▶ TASK DESCRIPTION
Check every line of the entries below for the word "JSON", and copy the ones that have it.

▶ ENTRIES
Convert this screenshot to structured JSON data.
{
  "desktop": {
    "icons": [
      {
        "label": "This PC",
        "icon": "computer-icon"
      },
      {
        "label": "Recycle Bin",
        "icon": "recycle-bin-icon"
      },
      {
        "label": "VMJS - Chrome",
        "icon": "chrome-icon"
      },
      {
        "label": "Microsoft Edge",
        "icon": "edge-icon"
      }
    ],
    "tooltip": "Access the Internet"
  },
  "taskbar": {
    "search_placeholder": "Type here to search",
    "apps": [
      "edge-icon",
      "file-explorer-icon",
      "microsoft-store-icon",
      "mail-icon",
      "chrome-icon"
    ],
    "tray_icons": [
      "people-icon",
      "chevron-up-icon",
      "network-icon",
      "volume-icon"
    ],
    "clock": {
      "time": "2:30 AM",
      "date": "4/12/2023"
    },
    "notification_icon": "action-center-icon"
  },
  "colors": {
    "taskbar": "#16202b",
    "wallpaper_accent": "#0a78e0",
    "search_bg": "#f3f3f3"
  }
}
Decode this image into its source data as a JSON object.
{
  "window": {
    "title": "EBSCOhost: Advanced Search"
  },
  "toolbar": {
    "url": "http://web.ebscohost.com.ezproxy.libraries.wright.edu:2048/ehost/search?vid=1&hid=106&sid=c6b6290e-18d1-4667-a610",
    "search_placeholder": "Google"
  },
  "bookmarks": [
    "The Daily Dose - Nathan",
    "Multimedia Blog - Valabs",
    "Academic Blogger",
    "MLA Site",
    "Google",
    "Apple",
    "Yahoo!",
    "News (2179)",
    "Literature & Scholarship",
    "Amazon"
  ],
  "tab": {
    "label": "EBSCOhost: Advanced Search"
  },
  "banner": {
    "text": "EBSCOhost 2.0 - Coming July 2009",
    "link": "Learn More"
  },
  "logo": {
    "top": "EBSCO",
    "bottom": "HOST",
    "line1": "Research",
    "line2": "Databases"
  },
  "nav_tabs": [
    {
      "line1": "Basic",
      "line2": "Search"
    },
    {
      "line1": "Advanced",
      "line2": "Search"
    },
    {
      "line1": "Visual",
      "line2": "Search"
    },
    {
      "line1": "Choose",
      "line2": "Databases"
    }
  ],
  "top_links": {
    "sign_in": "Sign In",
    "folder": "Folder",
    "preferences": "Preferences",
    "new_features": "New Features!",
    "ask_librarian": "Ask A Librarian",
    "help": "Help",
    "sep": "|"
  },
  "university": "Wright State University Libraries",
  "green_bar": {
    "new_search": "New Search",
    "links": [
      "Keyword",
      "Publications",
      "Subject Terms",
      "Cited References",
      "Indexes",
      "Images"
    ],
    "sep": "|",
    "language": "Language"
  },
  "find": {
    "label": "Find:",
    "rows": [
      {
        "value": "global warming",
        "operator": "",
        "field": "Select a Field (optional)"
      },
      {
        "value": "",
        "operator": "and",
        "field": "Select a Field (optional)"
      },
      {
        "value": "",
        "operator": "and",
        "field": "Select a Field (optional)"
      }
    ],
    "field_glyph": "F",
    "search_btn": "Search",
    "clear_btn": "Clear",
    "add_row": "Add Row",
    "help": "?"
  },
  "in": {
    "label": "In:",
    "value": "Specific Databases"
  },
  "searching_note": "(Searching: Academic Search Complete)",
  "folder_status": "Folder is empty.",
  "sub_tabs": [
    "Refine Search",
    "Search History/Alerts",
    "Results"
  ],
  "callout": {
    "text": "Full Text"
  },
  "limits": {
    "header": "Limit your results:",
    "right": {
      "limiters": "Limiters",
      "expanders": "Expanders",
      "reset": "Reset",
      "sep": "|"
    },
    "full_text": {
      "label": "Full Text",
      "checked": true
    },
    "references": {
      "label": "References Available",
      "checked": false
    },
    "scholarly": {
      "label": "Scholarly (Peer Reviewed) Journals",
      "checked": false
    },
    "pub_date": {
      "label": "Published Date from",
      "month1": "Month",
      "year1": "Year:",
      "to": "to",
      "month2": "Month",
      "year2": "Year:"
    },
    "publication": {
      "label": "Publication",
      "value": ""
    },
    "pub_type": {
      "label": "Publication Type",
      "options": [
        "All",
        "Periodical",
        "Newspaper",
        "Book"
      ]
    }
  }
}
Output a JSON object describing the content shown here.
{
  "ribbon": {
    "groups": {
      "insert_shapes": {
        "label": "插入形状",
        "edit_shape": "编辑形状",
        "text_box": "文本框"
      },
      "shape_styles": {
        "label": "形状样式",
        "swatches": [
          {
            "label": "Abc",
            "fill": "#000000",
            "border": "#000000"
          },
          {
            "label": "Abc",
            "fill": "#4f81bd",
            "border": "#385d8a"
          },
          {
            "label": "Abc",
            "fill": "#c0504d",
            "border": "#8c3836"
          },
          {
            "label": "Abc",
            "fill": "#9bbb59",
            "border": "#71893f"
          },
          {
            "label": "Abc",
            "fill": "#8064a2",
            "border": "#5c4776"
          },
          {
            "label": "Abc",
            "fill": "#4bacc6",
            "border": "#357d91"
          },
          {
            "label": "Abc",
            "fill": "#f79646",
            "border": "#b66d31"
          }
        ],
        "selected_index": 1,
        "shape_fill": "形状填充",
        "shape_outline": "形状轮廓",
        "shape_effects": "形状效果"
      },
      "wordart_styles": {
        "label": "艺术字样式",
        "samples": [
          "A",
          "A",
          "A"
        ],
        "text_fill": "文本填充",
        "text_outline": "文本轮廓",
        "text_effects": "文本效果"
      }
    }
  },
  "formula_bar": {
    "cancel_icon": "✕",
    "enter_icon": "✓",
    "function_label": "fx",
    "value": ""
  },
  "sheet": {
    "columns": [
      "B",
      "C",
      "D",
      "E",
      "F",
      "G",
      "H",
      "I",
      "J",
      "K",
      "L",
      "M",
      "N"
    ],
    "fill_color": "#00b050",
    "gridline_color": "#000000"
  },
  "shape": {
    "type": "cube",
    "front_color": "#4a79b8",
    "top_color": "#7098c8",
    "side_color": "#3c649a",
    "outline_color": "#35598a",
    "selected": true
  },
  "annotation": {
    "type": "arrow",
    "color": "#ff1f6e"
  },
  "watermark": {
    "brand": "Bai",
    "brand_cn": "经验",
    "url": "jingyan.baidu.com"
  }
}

▶ RESPONSE TO THE EXERCISE
Convert this screenshot to structured JSON data.
Decode this image into its source data as a JSON object.
Output a JSON object describing the content shown here.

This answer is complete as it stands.